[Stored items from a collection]

-- BEGIN --

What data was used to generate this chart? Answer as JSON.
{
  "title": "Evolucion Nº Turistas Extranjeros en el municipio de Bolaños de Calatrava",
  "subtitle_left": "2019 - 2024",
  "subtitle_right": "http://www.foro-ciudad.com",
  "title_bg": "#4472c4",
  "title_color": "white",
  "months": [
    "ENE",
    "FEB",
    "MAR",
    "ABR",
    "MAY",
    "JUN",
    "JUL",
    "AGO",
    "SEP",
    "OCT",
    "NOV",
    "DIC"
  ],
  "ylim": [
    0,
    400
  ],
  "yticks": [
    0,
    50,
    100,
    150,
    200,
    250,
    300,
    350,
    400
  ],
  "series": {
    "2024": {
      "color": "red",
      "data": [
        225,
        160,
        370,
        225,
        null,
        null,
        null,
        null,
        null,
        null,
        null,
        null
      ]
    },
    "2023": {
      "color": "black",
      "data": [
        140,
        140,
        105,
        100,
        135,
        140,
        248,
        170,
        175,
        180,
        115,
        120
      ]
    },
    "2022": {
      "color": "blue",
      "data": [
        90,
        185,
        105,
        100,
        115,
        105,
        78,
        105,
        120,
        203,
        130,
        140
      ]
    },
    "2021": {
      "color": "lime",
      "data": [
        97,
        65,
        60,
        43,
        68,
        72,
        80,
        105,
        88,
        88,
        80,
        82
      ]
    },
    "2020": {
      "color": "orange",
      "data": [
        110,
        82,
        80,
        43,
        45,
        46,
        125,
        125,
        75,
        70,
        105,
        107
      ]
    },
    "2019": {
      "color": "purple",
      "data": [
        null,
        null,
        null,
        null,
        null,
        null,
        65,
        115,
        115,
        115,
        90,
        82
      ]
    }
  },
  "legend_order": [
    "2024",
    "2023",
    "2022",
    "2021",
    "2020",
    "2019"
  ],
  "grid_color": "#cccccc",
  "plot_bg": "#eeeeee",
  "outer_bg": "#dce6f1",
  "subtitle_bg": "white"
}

-- END --

GIVEN INSTRUCTION:
Please give back all of the records exactly as written.

RIGHT ANSWER:
What data was used to generate this chart? Answer as JSON.
{
  "title": "Evolucion Nº Turistas Extranjeros en el municipio de Bolaños de Calatrava",
  "subtitle_left": "2019 - 2024",
  "subtitle_right": "http://www.foro-ciudad.com",
  "title_bg": "#4472c4",
  "title_color": "white",
  "months": [
    "ENE",
    "FEB",
    "MAR",
    "ABR",
    "MAY",
    "JUN",
    "JUL",
    "AGO",
    "SEP",
    "OCT",
    "NOV",
    "DIC"
  ],
  "ylim": [
    0,
    400
  ],
  "yticks": [
    0,
    50,
    100,
    150,
    200,
    250,
    300,
    350,
    400
  ],
  "series": {
    "2024": {
      "color": "red",
      "data": [
        225,
        160,
        370,
        225,
        null,
        null,
        null,
        null,
        null,
        null,
        null,
        null
      ]
    },
    "2023": {
      "color": "black",
      "data": [
        140,
        140,
        105,
        100,
        135,
        140,
        248,
        170,
        175,
        180,
        115,
        120
      ]
    },
    "2022": {
      "color": "blue",
      "data": [
        90,
        185,
        105,
        100,
        115,
        105,
        78,
        105,
        120,
        203,
        130,
        140
      ]
    },
    "2021": {
      "color": "lime",
      "data": [
        97,
        65,
        60,
        43,
        68,
        72,
        80,
        105,
        88,
        88,
        80,
        82
      ]
    },
    "2020": {
      "color": "orange",
      "data": [
        110,
        82,
        80,
        43,
        45,
        46,
        125,
        125,
        75,
        70,
        105,
        107
      ]
    },
    "2019": {
      "color": "purple",
      "data": [
        null,
        null,
        null,
        null,
        null,
        null,
        65,
        115,
        115,
        115,
        90,
        82
      ]
    }
  },
  "legend_order": [
    "2024",
    "2023",
    "2022",
    "2021",
    "2020",
    "2019"
  ],
  "grid_color": "#cccccc",
  "plot_bg": "#eeeeee",
  "outer_bg": "#dce6f1",
  "subtitle_bg": "white"
}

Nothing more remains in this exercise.